Text excerpt:
%%

I would like to compare survival among patients stratified by insurance status, where insurance status has 3 potential values (private insurance, Medicaid, uninsured). I would like to treat private insurance as the reference group and compare survival among Medicaid patients and uninsured patients to patients with private insurance; I am not interested in comparing survival between Medicaid and uninsured patients.

If I were to make this comparison using Kaplan-Meier curves, the generally accepted way appears to be to first perform a log-rank test to see if there is a significant association between insurance and survival. If that log-rank test is significant at p < 0.05, then I could perform post hoc tests where I treat private insurance as the reference group and compare Medicaid survival to private insurance and uninsured survival to private insurance using a p-value adjustment for multiple comparisons. In SAS, a reasonable adjustment method in PROC LIFETEST appears to be ADJUST = DUNNETT, which allows you to treat one group as reference rather than perform all pairwise comparisons.

%%

What to work on:
Continue the question about comparing survival by insurance status from where it stops.

Supplied data:
%%

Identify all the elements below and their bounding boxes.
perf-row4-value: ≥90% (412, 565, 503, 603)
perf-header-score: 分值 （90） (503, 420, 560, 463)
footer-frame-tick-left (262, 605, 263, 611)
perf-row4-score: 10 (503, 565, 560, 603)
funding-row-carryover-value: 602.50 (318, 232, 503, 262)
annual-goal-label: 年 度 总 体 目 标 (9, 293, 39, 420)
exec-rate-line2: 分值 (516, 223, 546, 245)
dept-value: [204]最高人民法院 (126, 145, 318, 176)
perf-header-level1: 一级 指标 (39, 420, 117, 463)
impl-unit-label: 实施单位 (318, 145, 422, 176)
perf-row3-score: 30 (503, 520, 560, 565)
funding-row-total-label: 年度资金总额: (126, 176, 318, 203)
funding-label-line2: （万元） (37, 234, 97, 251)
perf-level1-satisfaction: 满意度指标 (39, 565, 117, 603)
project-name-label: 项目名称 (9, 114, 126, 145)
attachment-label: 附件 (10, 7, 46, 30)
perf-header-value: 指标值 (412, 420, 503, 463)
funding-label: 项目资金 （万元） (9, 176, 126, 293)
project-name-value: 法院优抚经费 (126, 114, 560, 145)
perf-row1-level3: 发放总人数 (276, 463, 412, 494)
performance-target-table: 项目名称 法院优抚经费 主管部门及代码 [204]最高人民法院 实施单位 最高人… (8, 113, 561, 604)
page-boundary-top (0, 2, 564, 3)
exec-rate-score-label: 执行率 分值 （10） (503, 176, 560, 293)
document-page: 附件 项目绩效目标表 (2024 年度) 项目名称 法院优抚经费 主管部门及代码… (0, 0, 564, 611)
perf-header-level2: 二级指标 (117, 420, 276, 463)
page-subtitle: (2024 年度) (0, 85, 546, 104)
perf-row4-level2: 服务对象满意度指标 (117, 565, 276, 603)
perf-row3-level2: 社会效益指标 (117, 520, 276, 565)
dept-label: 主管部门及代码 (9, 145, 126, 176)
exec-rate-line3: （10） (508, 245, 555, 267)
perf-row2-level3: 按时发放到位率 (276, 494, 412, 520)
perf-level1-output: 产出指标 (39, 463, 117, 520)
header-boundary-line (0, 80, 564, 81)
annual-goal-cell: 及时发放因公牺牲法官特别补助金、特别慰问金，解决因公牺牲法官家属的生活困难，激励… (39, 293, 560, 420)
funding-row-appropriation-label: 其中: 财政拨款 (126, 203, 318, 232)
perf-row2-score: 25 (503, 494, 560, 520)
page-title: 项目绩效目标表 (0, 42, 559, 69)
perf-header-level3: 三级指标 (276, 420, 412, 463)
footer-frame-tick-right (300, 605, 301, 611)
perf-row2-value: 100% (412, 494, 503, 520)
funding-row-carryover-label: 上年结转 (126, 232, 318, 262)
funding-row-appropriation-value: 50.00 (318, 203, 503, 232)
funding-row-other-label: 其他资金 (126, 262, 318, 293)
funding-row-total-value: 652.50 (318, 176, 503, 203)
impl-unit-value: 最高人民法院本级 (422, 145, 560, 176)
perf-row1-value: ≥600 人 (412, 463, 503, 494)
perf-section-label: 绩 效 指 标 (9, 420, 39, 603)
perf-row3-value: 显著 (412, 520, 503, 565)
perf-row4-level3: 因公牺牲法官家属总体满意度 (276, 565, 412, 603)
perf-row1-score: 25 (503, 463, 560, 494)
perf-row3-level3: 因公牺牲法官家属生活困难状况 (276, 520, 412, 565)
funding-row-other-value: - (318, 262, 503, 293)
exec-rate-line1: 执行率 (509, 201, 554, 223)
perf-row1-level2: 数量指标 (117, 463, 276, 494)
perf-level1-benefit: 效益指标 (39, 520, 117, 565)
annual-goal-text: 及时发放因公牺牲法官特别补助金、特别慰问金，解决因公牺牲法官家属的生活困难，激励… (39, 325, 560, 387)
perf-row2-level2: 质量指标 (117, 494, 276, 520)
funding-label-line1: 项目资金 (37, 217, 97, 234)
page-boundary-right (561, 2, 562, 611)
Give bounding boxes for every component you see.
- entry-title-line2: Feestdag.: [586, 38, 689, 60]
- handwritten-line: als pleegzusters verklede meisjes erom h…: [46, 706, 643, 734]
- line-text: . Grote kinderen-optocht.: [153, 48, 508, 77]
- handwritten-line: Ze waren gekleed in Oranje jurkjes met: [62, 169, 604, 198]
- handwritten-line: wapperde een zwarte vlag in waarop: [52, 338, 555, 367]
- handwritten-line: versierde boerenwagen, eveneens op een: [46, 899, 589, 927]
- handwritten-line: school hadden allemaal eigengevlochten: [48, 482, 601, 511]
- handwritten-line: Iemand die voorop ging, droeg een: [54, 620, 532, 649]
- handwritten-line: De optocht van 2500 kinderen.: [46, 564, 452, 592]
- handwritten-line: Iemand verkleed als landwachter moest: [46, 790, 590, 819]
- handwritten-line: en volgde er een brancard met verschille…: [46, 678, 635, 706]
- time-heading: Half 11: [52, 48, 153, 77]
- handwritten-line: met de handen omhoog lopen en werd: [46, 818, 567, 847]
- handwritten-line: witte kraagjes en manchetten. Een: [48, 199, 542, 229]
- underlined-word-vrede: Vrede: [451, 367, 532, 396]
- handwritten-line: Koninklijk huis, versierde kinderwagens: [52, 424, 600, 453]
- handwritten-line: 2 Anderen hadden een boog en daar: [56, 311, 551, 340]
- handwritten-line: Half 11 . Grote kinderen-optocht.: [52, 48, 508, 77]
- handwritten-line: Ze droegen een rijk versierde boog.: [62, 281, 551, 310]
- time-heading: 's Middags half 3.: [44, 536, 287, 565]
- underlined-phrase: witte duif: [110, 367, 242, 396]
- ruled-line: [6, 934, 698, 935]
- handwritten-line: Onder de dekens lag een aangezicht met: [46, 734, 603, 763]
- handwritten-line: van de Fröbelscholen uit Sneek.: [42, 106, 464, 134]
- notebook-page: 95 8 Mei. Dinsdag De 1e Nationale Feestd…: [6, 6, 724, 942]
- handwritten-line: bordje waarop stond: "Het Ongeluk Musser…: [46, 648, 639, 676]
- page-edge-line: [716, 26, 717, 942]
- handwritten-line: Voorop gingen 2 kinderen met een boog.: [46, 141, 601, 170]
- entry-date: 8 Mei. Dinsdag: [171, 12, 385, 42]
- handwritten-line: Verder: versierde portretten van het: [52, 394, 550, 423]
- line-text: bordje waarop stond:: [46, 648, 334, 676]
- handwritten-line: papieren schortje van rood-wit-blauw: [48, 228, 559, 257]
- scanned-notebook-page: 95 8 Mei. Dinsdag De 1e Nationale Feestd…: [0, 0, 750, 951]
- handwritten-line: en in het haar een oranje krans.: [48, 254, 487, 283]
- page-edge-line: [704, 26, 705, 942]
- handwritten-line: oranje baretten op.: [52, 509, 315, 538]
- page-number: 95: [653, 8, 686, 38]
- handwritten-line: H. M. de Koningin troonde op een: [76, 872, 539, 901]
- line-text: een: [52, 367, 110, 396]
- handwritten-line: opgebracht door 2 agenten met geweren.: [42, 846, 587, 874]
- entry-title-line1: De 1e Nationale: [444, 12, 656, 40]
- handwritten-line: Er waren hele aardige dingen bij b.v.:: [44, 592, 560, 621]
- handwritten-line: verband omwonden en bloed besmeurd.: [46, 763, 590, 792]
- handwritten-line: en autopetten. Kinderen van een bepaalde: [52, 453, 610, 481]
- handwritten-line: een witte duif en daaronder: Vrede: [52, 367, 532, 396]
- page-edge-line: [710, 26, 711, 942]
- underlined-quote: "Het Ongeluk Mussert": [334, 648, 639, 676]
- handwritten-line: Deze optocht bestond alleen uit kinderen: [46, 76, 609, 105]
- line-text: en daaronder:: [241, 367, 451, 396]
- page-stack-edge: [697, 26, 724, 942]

%%

Response to this exercise:
If I were to make this comparison using a Cox proportional hazards regression model, the generally accepted way appears to be to treat private insurance as the reference group in the model and compute hazard ratios comparing Medicaid mortality to private insurance and uninsured mortality to private insurance. For those 2 comparisons, significance is then evaluated using 95% confidence intervals.

My first question is why are p-value/confidence level adjustments encouraged for Kaplan-Meier curves but not hazard ratios from the Cox model in this scenario (assuming my understanding of generally accepted practices is correct)? Shouldn’t the confidence intervals for the hazard ratios be made wider to account for multiple comparisons? This never appears to be done in the literature, though.

My second question is since the comparisons to the reference group are of primary interest rather than the overall significance of the independent variable, when using Kaplan-Meier curves, is it ever acceptable to treat the comparisons to reference as planned comparisons and not perform the overall log-rank test? In a Cox model, the Type III p-value appears to function as a test for the overall association between the independent variable and mortality, but I don’t think I’ve ever seen it reported in the literature, but log-rank values for the overall association between the independent variable and survival are regularly reported.